* [GIVEN PROBLEM] Copy out, from the entries below, each line holding the string "name".

* [RECORD LIST]
**********
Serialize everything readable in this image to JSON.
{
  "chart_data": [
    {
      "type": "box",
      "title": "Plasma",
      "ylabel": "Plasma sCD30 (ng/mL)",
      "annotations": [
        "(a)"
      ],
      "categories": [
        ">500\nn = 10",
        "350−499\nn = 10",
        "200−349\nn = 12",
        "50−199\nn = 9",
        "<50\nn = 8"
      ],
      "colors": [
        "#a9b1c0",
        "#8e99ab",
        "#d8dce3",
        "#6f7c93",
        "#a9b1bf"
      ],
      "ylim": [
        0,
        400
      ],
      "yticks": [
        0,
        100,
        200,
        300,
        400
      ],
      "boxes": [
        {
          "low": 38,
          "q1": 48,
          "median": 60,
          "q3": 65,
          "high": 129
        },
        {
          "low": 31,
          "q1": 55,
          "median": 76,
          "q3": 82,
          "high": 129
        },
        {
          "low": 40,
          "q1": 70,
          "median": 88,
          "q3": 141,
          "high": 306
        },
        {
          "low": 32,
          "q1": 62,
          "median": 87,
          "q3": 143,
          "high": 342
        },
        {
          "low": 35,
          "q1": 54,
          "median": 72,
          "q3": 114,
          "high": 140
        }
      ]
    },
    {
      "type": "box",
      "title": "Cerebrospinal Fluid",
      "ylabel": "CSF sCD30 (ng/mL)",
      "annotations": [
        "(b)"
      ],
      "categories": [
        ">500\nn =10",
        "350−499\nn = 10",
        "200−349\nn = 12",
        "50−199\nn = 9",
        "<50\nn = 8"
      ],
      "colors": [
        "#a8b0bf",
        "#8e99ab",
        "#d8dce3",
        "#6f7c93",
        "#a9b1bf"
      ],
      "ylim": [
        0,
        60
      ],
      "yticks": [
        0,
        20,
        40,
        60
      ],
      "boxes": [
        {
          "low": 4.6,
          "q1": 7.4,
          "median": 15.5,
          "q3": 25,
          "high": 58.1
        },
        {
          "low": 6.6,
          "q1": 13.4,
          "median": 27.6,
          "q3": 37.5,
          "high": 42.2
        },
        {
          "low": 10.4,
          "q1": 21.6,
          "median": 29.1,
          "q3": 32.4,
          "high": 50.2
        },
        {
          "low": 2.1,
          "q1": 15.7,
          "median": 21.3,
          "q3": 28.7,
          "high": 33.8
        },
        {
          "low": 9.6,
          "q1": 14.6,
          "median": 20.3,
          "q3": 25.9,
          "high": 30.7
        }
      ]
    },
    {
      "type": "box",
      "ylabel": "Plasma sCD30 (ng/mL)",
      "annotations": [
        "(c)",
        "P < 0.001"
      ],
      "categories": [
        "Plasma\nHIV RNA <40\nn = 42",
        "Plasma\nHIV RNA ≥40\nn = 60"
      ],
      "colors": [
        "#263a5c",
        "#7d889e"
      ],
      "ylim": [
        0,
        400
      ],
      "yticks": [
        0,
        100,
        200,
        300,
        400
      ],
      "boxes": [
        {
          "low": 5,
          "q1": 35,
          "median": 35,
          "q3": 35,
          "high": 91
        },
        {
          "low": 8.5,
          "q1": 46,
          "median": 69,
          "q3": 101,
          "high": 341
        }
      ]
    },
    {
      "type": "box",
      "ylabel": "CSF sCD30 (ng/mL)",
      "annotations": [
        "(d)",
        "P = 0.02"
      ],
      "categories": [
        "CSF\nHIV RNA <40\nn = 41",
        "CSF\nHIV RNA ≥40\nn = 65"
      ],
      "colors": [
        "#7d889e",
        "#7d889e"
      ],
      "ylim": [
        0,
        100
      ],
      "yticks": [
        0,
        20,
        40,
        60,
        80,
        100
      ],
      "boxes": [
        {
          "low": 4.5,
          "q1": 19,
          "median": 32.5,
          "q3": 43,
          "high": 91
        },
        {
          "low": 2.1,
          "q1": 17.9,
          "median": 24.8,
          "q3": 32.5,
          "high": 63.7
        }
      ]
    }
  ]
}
**********
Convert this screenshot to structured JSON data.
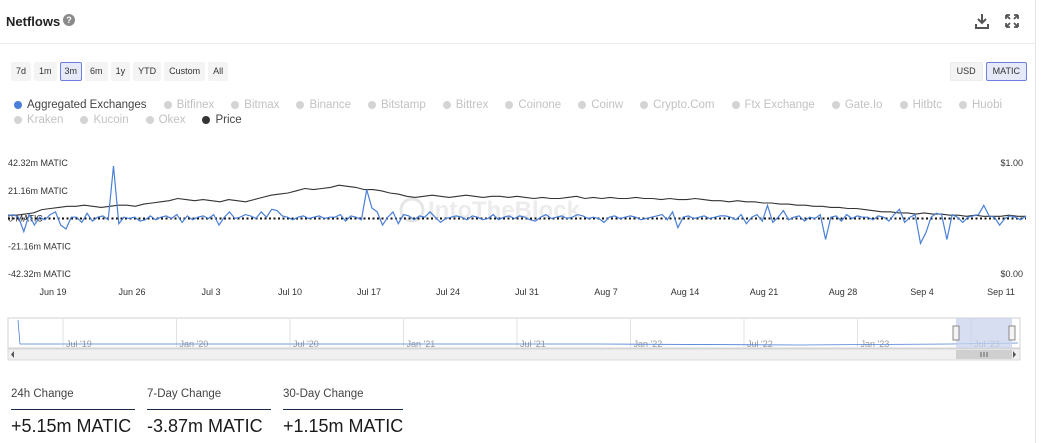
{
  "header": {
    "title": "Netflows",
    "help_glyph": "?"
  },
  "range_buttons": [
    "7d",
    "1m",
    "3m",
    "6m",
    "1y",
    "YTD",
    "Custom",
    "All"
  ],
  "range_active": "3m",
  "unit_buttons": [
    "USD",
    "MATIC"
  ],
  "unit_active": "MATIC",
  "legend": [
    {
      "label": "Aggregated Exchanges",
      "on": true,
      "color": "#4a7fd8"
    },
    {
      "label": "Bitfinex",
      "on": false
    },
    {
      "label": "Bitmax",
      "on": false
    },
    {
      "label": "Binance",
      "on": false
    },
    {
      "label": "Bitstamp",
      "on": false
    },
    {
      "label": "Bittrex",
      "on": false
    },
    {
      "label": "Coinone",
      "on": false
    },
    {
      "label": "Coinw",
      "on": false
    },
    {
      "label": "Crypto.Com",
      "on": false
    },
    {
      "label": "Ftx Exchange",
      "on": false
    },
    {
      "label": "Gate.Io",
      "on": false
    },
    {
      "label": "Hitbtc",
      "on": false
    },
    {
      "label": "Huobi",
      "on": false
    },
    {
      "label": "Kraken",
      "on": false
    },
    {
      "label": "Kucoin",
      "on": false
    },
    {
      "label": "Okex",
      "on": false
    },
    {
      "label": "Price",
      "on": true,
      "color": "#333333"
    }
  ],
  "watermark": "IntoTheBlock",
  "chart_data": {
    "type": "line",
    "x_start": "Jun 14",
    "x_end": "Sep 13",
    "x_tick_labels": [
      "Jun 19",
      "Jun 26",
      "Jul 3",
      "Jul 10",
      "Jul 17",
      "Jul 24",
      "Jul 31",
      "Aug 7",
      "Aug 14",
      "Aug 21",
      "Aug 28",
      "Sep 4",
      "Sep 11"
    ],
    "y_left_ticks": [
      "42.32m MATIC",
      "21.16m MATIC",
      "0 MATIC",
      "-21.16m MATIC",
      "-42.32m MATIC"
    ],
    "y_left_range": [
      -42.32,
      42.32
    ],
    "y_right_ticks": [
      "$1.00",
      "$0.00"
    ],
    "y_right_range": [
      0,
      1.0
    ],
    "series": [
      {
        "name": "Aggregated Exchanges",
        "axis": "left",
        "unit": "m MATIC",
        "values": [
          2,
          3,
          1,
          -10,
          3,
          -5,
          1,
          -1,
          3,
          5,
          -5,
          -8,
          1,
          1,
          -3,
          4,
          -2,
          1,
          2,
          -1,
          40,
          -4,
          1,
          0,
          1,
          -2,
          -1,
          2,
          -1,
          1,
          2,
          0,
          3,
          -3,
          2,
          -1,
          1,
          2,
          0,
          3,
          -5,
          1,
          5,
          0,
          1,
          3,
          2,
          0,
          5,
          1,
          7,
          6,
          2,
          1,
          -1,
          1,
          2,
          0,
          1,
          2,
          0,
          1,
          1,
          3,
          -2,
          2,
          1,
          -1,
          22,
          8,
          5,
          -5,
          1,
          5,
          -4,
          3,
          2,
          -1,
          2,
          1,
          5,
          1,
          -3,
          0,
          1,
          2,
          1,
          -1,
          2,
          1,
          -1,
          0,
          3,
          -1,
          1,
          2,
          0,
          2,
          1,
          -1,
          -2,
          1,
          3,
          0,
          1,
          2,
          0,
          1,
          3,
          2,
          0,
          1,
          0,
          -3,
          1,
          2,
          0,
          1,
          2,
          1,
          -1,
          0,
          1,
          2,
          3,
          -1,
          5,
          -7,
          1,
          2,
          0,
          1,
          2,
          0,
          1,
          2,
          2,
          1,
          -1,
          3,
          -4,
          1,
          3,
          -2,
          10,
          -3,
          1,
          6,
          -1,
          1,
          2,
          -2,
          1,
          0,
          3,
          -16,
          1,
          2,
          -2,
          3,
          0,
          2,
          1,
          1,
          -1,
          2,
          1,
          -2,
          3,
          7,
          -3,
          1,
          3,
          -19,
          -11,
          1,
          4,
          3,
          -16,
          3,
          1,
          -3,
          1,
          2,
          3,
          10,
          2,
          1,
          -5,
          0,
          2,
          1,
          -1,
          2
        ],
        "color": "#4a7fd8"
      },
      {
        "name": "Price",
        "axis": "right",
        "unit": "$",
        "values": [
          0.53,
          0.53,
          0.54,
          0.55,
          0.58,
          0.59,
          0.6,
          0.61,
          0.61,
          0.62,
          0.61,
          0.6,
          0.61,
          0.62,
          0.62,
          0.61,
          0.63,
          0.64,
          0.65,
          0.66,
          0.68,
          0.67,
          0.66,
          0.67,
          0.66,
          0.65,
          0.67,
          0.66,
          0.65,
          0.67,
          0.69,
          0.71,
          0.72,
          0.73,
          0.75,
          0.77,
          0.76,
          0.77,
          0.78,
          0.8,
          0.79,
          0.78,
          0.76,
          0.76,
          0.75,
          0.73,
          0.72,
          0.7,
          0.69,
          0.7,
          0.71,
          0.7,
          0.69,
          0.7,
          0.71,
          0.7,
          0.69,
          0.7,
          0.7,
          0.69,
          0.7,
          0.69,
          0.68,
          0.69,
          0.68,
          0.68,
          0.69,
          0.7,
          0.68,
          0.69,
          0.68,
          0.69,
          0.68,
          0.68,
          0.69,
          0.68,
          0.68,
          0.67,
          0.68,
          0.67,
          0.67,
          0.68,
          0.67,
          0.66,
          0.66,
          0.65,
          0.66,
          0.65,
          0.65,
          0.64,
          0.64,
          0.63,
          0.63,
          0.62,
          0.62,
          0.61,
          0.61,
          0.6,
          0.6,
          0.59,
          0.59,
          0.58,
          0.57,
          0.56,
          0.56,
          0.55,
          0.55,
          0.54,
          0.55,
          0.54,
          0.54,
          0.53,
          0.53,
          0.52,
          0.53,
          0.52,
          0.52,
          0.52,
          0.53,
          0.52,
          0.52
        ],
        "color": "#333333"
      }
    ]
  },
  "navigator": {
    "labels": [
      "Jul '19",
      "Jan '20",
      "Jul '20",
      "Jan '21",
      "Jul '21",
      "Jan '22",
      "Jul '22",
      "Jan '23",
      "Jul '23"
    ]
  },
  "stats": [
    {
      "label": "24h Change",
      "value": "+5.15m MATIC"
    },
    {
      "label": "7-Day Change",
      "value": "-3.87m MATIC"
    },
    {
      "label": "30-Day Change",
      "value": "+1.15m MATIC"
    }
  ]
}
**********
* [EXPECTED OUTPUT]
        "name": "Aggregated Exchanges",
        "name": "Price",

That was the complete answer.